WHAT THE TASK REQUIRES:
Across all the entries below, count each line that holds "PdfSaaa" and report the figure only.

RECORDS SUPPLIED:
===============

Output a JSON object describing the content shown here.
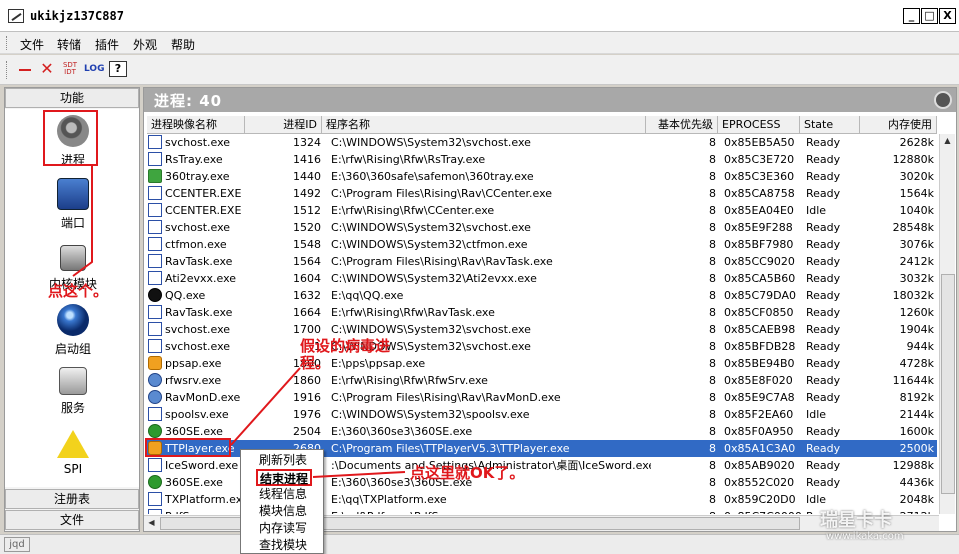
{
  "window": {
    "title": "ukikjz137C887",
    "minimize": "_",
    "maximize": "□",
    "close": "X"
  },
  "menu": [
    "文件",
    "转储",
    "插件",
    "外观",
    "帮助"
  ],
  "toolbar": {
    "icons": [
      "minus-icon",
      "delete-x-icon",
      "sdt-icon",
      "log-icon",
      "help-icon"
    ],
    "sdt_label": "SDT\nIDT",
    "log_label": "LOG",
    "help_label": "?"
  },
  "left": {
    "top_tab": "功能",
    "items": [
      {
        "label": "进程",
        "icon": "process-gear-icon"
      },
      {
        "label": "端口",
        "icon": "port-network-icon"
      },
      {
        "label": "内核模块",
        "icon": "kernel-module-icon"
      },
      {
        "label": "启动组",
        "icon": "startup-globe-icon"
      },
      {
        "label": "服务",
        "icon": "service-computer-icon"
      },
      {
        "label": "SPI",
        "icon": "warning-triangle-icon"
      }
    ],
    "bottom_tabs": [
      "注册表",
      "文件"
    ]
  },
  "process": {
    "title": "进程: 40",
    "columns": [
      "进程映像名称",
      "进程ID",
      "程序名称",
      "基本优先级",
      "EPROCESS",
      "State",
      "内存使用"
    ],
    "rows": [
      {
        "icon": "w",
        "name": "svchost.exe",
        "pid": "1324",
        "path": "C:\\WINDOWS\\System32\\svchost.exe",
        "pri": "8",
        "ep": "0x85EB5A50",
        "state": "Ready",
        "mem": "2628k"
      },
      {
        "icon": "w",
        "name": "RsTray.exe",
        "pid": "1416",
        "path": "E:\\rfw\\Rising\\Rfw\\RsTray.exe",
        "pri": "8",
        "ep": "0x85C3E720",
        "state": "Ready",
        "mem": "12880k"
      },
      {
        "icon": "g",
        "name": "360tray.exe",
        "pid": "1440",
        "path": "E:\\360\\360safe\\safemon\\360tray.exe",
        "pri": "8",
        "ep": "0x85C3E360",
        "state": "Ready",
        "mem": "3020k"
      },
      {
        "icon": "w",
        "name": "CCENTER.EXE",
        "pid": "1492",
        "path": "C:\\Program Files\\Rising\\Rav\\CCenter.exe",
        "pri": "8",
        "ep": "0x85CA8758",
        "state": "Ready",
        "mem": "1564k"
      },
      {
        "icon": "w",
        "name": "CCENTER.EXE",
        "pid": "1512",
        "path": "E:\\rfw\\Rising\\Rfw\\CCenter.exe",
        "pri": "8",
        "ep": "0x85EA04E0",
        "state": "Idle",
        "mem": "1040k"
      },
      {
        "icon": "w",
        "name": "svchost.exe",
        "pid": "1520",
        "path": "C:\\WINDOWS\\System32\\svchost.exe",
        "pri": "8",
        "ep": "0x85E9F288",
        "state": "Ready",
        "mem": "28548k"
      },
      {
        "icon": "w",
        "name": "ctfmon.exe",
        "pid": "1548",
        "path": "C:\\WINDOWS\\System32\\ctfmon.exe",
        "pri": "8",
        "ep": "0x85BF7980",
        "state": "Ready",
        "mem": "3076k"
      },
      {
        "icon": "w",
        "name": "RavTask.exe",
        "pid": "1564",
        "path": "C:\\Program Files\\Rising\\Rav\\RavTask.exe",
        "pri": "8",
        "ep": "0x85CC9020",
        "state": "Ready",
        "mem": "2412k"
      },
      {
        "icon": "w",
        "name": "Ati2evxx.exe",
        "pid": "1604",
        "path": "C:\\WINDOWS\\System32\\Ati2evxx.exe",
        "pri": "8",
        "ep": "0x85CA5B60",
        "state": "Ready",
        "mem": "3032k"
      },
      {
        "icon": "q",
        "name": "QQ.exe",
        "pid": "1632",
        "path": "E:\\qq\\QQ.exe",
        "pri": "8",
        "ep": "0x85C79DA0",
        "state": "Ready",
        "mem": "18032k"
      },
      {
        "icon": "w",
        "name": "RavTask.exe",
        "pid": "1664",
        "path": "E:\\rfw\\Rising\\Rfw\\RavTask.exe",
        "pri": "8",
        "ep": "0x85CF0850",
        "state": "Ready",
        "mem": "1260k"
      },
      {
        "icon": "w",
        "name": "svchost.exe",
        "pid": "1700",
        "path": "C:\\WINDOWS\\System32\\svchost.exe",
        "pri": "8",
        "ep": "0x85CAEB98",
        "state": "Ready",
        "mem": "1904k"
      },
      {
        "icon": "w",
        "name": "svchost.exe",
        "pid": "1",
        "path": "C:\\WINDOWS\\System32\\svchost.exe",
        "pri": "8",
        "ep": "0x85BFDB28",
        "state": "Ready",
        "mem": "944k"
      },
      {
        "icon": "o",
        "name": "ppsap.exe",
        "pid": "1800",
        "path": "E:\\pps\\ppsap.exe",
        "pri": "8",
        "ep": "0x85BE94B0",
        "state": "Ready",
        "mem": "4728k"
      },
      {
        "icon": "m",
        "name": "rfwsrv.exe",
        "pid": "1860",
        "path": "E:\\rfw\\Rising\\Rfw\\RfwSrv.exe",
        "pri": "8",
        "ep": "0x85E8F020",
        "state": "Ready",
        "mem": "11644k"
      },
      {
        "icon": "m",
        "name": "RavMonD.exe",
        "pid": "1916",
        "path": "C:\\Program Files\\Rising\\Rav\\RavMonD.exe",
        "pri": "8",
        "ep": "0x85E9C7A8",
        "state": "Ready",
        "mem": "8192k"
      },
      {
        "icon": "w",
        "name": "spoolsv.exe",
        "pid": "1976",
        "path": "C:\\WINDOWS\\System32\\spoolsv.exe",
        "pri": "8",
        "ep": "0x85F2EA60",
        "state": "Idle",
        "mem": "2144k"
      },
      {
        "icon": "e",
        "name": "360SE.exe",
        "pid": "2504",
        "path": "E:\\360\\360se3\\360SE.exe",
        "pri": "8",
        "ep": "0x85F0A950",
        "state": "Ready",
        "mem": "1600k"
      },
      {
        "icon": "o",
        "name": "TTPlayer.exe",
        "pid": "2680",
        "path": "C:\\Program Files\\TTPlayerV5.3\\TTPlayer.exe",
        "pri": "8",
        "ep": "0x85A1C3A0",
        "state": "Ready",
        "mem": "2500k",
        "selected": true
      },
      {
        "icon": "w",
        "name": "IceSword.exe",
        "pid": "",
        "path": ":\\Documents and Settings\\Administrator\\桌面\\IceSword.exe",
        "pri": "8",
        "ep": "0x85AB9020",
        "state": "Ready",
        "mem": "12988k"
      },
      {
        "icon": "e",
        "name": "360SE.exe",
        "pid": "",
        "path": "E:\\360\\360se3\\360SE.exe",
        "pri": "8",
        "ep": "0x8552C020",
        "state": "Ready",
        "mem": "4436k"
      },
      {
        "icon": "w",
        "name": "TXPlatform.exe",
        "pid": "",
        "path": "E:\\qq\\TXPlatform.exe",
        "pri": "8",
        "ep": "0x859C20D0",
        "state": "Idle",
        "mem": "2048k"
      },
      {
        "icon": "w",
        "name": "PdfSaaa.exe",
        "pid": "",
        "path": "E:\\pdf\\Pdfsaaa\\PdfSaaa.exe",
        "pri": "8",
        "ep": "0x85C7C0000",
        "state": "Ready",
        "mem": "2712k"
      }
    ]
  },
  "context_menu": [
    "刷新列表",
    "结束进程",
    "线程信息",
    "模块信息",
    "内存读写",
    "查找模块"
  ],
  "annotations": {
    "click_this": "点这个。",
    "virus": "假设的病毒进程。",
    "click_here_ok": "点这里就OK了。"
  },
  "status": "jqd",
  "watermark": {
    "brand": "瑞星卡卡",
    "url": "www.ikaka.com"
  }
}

===============

ANSWER TO THIS TASK:
2